▸ Selected extract:
↓↓↓
### Notebook: Set the embedding layer, update Mongo database
1. From Mongodb
2. From Directory

In [1]:
import os
import json
import csv
import sys
# Get the current working directory (notebooks directory)
current_dir = os.getcwd()

# Go up one level to the project directory
project_dir = os.path.dirname(current_dir)

# Assuming your project structure is as described before
src_path = os.path.abspath(os.path.join(project_dir, 'src'))
hyperparam_path = os.path.abspath(os.path.join(project_dir, 'vars'))

# Add the 'src' directory to the Python path
sys.path.append(src_path)

from question_answer_site.question_answer.parse_document import pdfs_to_df, tokenize_df_of_texts
from question_answer_site.question_answer.embedding_layer import load_custom_vectors, update_mongo_document
from question_answer_site.question_answer.mongodb import MongoDb
from question_answer_site.question_answer.utils import tokens_to_embeddings
from question_answer_site.question_answer.config import TOKENIZER, TOKENS_TYPE, EMBEDDING_MODEL_TYPE, EMBEDDING_MODEL_FNAME,\
VECTOR_SIZE, WINDOW, MIN_COUNT, SG, DOCUMENT_EMBEDDING, INPUT_FOLDER, special_characters


from gensim.models import Word2Vec
from transformers import BertTokenizer, RobertaTokenizer
from nltk.tokenize import sent_tokenize, word_tokenize

import spacy
from spacy.vocab import Vocab
from spacy.language import Language
from spacy.tokens import Doc

import numpy as np
from urllib.parse import quote_plus
import pandas as pd

  from .autonotebook import tqdm as notebook_tqdm


#### Set embedding layer from mongodb
- Specify tokenizer, keep consistent with downstream Q&A model (TOKENIZER)
↑↑↑
▸ Provided material:
↓↓↓
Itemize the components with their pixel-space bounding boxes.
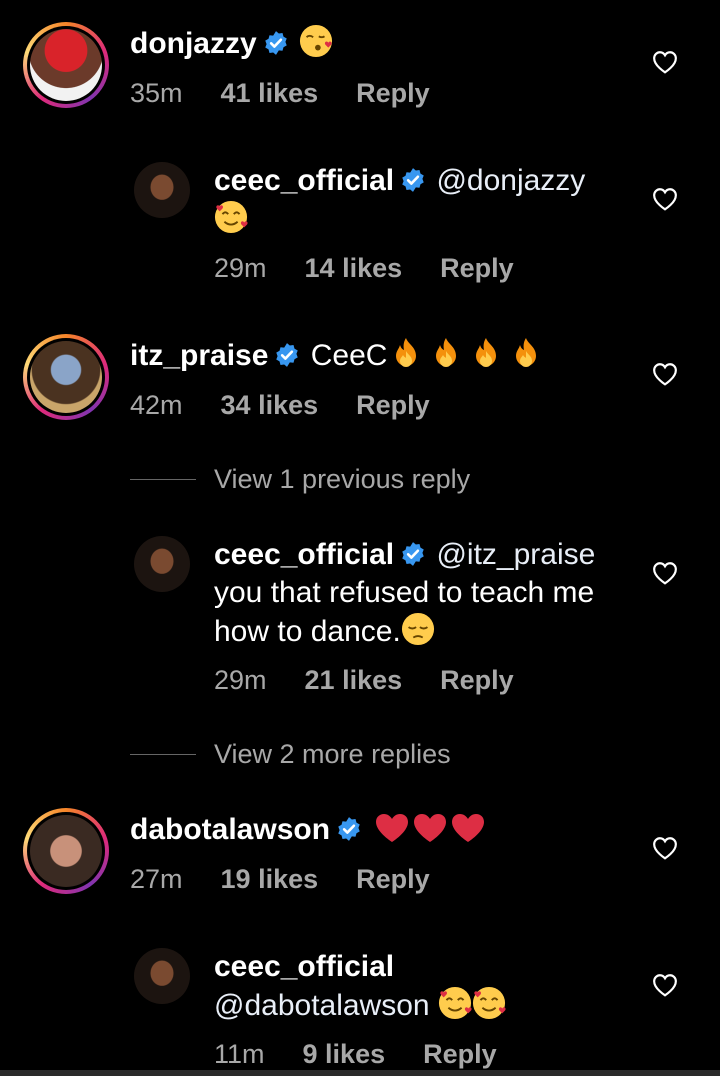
↑↑↑
▸ To-do list:
• A. Answer these about the embedding-layer notebook, one line each:
(i) Which directory is added to the Python path?
(ii) Which class is imported from gensim.models?
(iii) According to the notebook, what should the tokenizer be kept consistent with?
• B. Reproduce the part of the embedding-layer notebook starting at "current_dir = os.getcwd()" and ending at "sys.path.append(src_path)".
• C. Resume the embedding-layer notebook from where it stops.

▸ Per-task answers:
• A.
(i) The 'src' directory.
(ii) Word2Vec.
(iii) The downstream Q&A model (TOKENIZER).

• B.
current_dir = os.getcwd()

# Go up one level to the project directory
project_dir = os.path.dirname(current_dir)

# Assuming your project structure is as described before
src_path = os.path.abspath(os.path.join(project_dir, 'src'))
hyperparam_path = os.path.abspath(os.path.join(project_dir, 'vars'))

# Add the 'src' directory to the Python path
sys.path.append(src_path)

• C.
- Secify the data filepath (directory)

In [2]:
username = "new_user_1"
password = "password33566"
# Escape the username and password
escaped_username = quote_plus(username)
escaped_password = quote_plus(password)

cluster_url = "cluster0"
database_name = "question_answer"

In [3]:
# Get tokens and counter values from all documents in the mongodb
collection_name = "parsed_documents"

# Create a MongoClient and connect to the server
mongodb = MongoDb(escaped_username, escaped_password, cluster_url, database_name, collection_name)
if mongodb.connect():
    cursor = mongodb.get_collection().find({}, {TOKENS_TYPE:1, 'counter':1, '_id':0})

# Assuming 'data' is your list of dictionaries
df = pd.DataFrame(list(cursor))

In [4]:
df.head()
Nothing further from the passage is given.